Data to use:
━━━━━━━━━━━━━━━━━━━━━━━━━━━━━━
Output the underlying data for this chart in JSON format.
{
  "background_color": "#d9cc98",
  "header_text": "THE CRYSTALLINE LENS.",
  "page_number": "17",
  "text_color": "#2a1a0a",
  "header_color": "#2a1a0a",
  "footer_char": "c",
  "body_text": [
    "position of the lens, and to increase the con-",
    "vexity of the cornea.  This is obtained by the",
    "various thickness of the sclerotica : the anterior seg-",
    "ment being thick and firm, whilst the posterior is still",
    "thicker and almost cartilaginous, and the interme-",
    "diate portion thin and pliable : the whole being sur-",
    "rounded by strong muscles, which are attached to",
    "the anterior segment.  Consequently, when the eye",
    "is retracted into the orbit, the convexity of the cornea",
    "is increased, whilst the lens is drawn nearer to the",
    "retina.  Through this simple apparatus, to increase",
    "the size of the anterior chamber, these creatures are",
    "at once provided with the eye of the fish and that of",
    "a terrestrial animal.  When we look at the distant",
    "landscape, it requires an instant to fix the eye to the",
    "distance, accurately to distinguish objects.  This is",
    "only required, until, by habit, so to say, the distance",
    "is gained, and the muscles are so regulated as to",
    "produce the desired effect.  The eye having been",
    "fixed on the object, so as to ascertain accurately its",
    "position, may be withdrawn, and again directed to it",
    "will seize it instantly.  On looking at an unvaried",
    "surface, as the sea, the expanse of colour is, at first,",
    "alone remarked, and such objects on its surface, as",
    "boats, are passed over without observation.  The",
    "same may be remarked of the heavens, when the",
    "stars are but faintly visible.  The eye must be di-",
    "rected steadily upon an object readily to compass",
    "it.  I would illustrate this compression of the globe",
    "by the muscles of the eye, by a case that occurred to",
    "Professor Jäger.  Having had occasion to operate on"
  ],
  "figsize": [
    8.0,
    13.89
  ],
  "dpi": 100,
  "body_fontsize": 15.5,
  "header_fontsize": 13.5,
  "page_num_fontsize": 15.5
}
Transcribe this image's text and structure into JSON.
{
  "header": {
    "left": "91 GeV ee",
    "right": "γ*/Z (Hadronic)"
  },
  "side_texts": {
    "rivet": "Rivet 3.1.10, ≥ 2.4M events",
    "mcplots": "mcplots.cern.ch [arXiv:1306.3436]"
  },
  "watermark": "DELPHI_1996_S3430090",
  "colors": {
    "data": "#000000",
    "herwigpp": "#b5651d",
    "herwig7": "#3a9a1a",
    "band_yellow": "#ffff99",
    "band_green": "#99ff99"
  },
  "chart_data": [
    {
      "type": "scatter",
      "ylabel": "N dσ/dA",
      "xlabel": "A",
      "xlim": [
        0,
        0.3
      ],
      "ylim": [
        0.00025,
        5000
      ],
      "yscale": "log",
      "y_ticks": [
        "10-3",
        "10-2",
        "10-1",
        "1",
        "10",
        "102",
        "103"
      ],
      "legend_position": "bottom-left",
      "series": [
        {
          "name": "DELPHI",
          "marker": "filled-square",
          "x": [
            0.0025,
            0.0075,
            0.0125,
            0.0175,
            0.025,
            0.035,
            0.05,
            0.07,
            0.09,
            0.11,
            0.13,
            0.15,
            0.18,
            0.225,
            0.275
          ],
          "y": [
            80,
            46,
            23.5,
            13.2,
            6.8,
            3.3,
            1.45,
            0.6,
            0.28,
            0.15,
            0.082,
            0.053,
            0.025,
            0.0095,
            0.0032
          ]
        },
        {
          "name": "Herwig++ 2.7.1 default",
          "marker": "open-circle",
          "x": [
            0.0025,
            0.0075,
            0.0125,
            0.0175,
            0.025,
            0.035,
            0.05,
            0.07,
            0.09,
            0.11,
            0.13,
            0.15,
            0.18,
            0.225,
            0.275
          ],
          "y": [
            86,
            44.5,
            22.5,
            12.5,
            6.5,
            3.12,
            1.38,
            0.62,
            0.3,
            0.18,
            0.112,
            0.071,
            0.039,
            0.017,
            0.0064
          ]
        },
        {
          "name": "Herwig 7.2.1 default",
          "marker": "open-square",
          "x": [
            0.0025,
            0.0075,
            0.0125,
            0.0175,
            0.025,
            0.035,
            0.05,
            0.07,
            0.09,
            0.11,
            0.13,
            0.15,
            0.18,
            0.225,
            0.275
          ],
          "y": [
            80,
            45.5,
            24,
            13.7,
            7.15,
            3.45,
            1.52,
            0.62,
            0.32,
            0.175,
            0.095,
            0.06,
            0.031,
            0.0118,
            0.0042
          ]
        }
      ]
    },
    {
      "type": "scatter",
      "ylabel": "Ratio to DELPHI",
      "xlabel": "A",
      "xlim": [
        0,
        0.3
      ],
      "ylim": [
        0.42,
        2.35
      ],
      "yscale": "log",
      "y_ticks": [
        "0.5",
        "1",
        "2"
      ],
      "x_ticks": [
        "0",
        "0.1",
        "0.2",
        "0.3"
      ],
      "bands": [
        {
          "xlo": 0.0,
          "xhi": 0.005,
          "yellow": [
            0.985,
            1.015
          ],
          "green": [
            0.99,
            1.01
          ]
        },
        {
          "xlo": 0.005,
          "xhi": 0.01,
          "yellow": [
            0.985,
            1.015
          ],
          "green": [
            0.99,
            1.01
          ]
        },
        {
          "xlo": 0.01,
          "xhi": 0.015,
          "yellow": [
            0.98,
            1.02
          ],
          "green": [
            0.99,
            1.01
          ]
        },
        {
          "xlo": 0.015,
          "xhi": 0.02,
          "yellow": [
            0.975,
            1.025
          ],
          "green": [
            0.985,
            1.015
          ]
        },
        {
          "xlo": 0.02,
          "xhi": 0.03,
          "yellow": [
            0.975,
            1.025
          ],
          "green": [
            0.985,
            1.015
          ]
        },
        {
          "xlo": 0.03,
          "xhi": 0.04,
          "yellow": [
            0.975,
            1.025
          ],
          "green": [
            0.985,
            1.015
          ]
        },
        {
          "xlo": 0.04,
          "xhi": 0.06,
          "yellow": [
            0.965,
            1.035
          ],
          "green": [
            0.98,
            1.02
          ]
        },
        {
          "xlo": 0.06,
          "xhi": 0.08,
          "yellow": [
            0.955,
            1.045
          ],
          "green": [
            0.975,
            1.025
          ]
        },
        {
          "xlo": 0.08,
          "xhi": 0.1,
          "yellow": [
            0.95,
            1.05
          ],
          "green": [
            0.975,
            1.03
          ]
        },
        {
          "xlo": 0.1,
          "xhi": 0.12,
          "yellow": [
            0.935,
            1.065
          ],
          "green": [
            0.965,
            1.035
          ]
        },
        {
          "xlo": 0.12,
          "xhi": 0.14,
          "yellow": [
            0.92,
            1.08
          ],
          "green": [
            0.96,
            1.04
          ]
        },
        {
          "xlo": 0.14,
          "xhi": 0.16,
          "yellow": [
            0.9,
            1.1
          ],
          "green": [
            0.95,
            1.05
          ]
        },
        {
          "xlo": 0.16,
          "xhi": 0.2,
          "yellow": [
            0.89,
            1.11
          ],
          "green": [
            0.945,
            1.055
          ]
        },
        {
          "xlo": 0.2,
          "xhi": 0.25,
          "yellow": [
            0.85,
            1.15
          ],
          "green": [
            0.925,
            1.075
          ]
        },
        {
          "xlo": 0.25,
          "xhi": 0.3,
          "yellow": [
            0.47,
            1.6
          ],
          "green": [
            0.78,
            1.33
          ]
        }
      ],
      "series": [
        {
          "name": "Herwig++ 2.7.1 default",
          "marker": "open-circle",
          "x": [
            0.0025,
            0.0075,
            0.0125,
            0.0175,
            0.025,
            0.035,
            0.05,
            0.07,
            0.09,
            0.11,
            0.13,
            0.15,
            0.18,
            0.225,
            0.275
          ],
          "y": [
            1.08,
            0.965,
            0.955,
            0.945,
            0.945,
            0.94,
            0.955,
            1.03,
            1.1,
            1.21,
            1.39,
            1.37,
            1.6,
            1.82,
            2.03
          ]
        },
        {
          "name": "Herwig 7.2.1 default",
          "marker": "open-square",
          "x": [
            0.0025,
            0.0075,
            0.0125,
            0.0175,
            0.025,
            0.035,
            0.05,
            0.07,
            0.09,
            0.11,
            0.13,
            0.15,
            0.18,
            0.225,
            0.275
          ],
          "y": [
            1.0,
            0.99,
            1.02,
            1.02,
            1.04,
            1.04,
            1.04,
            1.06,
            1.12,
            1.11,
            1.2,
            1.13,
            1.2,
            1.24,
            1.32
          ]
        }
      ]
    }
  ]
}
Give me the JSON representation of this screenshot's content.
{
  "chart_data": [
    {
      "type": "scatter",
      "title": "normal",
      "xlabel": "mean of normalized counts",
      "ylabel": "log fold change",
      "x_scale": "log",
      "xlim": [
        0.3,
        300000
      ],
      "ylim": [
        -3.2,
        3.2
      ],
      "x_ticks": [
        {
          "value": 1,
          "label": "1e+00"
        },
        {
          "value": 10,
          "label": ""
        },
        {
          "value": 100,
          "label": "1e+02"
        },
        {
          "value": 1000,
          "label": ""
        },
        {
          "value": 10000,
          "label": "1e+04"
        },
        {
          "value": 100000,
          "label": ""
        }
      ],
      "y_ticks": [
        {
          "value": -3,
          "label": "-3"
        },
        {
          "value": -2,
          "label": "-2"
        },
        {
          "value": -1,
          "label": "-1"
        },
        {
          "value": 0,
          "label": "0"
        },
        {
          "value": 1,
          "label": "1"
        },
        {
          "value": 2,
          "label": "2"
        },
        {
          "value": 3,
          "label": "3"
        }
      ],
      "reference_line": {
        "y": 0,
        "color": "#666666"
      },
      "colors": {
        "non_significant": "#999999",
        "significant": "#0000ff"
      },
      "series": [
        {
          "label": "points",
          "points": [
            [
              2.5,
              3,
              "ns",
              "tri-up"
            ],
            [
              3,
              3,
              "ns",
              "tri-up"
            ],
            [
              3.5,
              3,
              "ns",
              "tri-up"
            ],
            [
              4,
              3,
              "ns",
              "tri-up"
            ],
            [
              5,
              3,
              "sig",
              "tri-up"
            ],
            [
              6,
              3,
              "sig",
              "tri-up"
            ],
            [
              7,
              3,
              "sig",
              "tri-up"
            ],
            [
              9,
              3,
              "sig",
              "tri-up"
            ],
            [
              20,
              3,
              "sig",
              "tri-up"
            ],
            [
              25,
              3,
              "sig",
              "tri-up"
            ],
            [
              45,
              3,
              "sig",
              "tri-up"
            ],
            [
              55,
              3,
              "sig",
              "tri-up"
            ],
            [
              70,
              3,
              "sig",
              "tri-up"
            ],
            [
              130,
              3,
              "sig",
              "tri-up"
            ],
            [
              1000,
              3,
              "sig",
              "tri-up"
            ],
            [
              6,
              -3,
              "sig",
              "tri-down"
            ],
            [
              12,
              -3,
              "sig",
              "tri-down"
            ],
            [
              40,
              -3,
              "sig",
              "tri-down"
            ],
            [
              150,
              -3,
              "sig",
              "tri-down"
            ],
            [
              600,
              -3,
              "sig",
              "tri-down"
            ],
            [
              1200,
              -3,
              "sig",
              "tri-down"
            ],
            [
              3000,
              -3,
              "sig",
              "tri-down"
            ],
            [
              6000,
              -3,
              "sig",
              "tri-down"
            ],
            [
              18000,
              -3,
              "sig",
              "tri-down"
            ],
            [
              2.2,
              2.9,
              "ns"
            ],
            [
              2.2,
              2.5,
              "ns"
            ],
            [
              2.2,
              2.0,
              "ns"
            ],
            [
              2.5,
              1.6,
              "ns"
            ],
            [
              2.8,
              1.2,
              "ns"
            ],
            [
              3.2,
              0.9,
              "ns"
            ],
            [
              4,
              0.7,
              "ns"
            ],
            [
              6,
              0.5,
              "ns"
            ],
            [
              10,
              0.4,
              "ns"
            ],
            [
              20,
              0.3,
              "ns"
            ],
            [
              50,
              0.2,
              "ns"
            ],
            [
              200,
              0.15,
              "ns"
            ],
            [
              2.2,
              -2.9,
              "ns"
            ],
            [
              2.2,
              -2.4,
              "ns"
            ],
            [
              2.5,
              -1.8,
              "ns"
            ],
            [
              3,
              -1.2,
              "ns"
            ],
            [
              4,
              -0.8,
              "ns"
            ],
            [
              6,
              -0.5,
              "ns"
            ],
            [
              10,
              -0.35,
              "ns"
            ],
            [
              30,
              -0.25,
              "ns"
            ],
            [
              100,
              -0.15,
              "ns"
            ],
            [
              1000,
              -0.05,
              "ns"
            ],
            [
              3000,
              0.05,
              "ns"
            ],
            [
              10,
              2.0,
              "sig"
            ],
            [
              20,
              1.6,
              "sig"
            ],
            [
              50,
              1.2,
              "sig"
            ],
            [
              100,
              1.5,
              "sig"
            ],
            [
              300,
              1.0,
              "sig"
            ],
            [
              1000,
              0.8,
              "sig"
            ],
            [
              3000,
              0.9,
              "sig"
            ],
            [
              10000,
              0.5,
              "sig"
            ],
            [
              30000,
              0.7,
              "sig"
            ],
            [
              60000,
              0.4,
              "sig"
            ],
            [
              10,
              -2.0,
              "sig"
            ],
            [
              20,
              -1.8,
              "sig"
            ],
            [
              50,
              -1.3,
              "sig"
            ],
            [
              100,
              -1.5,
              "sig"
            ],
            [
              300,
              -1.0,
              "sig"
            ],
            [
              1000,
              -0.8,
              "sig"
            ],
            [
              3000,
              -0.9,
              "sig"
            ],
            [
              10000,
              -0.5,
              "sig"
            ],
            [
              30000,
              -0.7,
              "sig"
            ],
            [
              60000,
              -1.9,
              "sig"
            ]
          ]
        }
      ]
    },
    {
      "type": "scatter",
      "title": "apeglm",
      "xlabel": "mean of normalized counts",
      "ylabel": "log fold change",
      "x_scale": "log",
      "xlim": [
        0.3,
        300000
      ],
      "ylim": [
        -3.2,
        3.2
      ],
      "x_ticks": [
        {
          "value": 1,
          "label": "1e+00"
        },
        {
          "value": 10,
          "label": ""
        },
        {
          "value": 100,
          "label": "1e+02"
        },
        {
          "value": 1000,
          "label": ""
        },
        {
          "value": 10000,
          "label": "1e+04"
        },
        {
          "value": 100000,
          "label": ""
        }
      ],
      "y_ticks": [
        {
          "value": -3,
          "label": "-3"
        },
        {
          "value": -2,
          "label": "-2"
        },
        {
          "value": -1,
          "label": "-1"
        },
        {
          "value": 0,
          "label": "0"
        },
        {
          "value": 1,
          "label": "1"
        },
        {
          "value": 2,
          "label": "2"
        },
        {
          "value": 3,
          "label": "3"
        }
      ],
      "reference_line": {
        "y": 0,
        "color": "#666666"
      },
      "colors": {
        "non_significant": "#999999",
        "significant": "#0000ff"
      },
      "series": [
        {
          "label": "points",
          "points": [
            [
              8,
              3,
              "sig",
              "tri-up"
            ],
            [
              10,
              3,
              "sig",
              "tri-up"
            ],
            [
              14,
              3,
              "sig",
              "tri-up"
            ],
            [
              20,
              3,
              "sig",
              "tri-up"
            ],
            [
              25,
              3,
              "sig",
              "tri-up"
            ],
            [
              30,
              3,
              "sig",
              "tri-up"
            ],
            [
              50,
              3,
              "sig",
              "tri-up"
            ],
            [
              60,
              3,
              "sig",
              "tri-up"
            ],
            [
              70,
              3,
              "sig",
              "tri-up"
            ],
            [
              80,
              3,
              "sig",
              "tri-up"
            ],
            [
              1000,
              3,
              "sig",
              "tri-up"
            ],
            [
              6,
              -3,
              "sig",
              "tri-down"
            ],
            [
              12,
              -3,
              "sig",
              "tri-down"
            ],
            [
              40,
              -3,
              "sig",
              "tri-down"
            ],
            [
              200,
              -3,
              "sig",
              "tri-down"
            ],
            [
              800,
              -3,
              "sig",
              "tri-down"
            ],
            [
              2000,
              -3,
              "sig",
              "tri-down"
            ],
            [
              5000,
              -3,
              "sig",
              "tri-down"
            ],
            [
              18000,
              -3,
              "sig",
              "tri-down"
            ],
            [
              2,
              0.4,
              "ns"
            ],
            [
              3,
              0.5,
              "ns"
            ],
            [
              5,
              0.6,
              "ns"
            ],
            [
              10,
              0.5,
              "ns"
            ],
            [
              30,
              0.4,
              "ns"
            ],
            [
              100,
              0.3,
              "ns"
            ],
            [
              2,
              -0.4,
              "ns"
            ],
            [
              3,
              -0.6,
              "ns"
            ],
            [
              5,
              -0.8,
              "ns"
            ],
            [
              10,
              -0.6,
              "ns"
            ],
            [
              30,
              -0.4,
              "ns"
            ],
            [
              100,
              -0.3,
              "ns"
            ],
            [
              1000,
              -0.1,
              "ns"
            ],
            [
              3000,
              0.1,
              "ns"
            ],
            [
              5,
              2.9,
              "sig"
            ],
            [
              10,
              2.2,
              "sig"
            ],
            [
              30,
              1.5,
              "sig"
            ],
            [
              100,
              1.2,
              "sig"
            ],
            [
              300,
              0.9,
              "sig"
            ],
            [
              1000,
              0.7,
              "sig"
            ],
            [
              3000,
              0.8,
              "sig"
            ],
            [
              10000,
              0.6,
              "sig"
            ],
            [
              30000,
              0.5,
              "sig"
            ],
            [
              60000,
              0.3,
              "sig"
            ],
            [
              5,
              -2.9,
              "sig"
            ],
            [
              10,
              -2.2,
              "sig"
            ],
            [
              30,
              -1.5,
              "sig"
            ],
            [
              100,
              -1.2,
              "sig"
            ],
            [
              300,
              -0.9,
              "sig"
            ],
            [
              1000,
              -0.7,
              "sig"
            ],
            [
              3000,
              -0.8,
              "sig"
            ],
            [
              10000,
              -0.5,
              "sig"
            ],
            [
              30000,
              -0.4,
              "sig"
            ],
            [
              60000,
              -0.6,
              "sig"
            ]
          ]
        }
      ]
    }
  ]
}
━━━━━━━━━━━━━━━━━━━━━━━━━━━━━━
Take each line containing the string "anterior" and copy it out.

    "various thickness of the sclerotica : the anterior seg-",
    "the anterior segment.  Consequently, when the eye",
    "the size of the anterior chamber, these creatures are",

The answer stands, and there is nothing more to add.